**** Supplied material

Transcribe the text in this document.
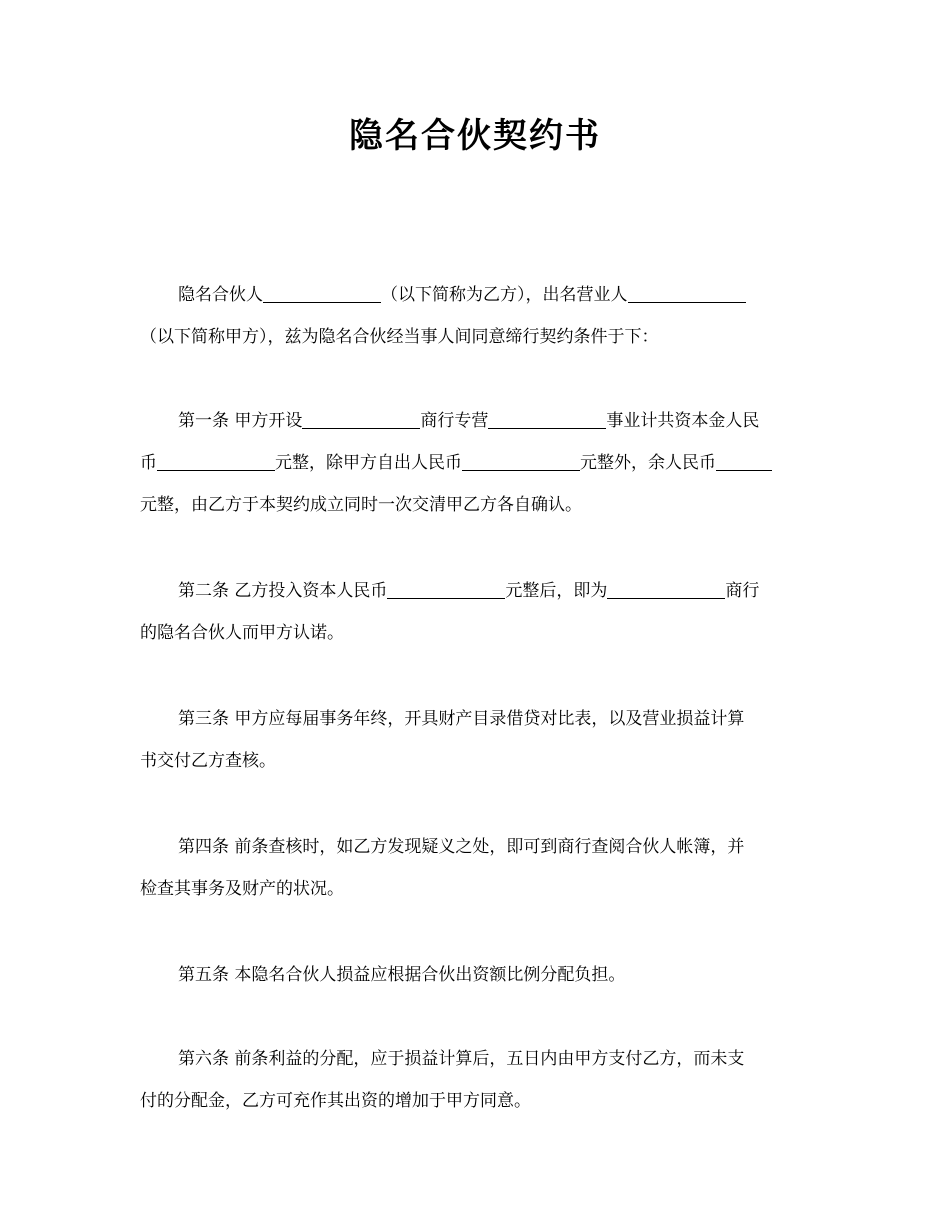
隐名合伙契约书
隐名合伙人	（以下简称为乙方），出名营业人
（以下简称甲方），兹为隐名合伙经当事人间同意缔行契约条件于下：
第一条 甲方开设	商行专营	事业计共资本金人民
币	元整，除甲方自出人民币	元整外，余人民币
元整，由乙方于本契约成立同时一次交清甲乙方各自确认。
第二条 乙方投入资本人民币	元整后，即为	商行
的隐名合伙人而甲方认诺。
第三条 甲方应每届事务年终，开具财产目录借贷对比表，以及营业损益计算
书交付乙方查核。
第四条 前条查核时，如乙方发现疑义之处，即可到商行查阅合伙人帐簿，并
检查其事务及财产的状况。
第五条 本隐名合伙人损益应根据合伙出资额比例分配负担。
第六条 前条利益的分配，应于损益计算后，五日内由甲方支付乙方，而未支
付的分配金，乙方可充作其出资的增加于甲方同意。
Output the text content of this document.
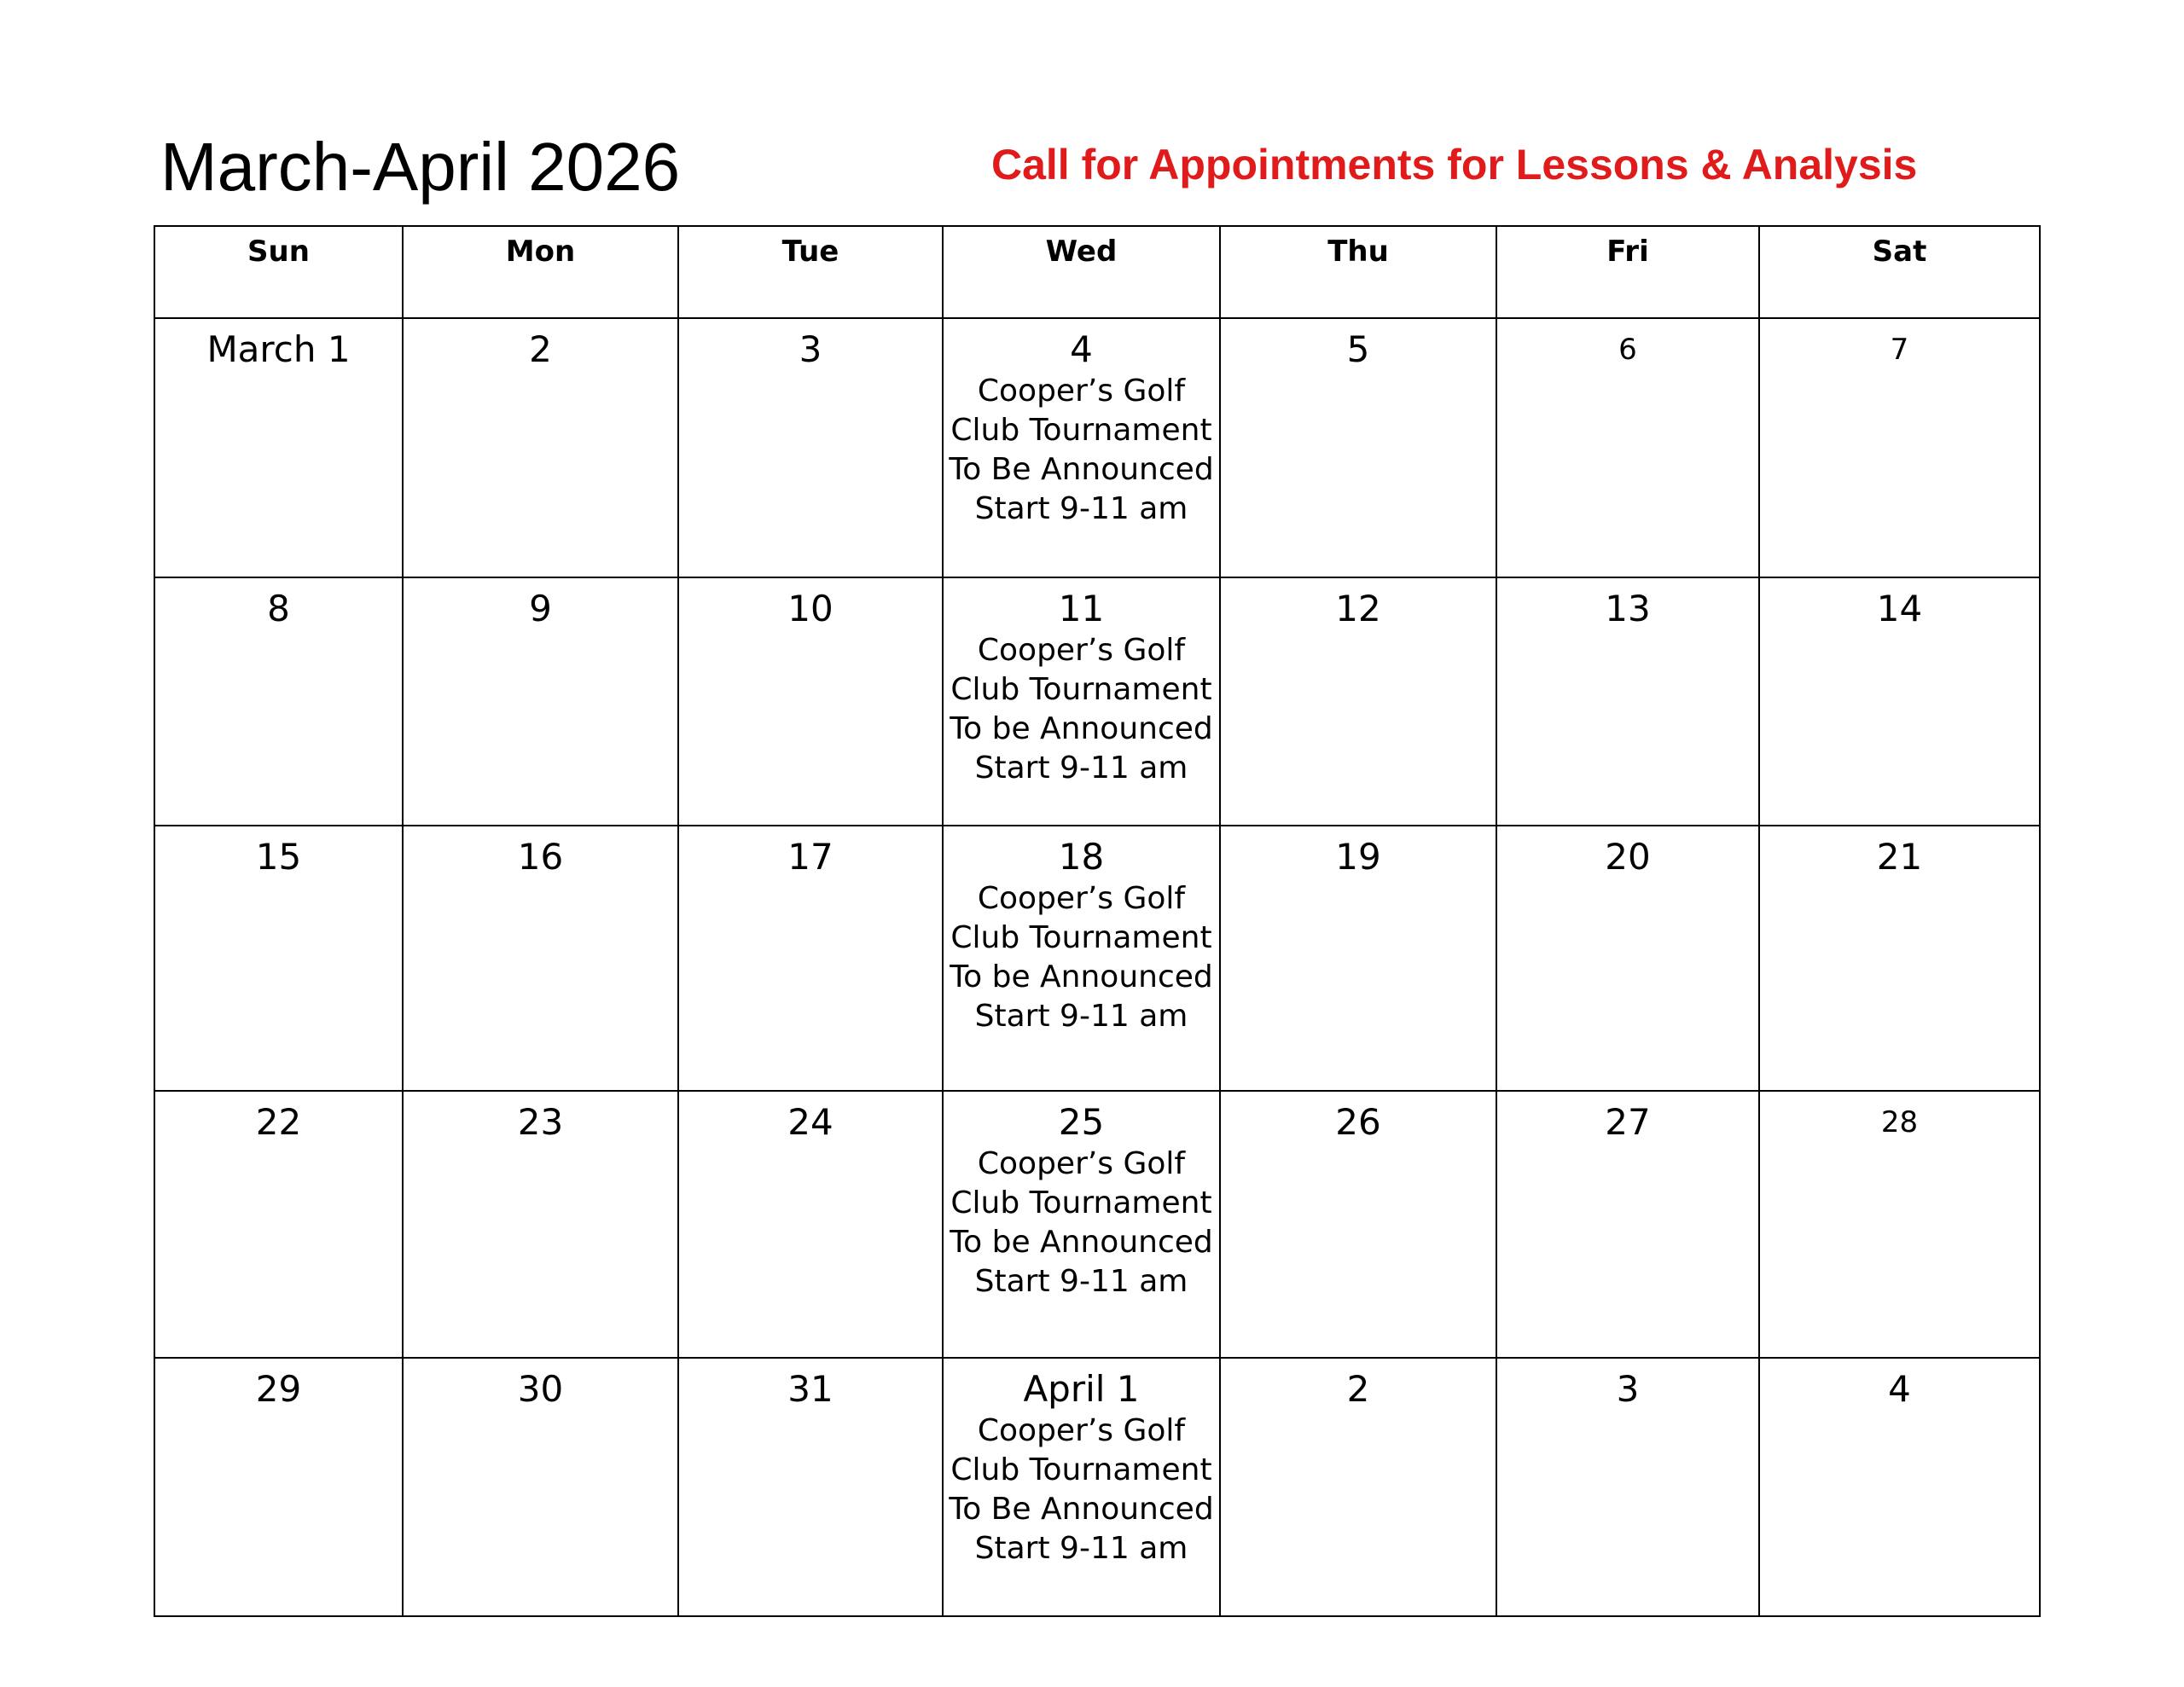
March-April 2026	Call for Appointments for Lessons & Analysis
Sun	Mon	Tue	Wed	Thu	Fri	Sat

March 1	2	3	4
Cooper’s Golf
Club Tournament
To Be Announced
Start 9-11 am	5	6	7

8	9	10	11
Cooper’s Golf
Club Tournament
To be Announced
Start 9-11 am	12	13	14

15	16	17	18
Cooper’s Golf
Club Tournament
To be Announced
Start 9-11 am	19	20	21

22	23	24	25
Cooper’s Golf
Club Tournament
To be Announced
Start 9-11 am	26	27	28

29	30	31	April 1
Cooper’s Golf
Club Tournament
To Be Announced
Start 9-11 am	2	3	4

********

- **Required work**:
Exclude all images and restate the records above word for word.

- **Completed task**:
Transcribe the text in this document.
隐名合伙契约书
隐名合伙人	（以下简称为乙方），出名营业人
（以下简称甲方），兹为隐名合伙经当事人间同意缔行契约条件于下：
第一条 甲方开设	商行专营	事业计共资本金人民
币	元整，除甲方自出人民币	元整外，余人民币
元整，由乙方于本契约成立同时一次交清甲乙方各自确认。
第二条 乙方投入资本人民币	元整后，即为	商行
的隐名合伙人而甲方认诺。
第三条 甲方应每届事务年终，开具财产目录借贷对比表，以及营业损益计算
书交付乙方查核。
第四条 前条查核时，如乙方发现疑义之处，即可到商行查阅合伙人帐簿，并
检查其事务及财产的状况。
第五条 本隐名合伙人损益应根据合伙出资额比例分配负担。
第六条 前条利益的分配，应于损益计算后，五日内由甲方支付乙方，而未支
付的分配金，乙方可充作其出资的增加于甲方同意。
Output the text content of this document.
March-April 2026	Call for Appointments for Lessons & Analysis
Sun	Mon	Tue	Wed	Thu	Fri	Sat

March 1	2	3	4
Cooper’s Golf
Club Tournament
To Be Announced
Start 9-11 am	5	6	7

8	9	10	11
Cooper’s Golf
Club Tournament
To be Announced
Start 9-11 am	12	13	14

15	16	17	18
Cooper’s Golf
Club Tournament
To be Announced
Start 9-11 am	19	20	21

22	23	24	25
Cooper’s Golf
Club Tournament
To be Announced
Start 9-11 am	26	27	28

29	30	31	April 1
Cooper’s Golf
Club Tournament
To Be Announced
Start 9-11 am	2	3	4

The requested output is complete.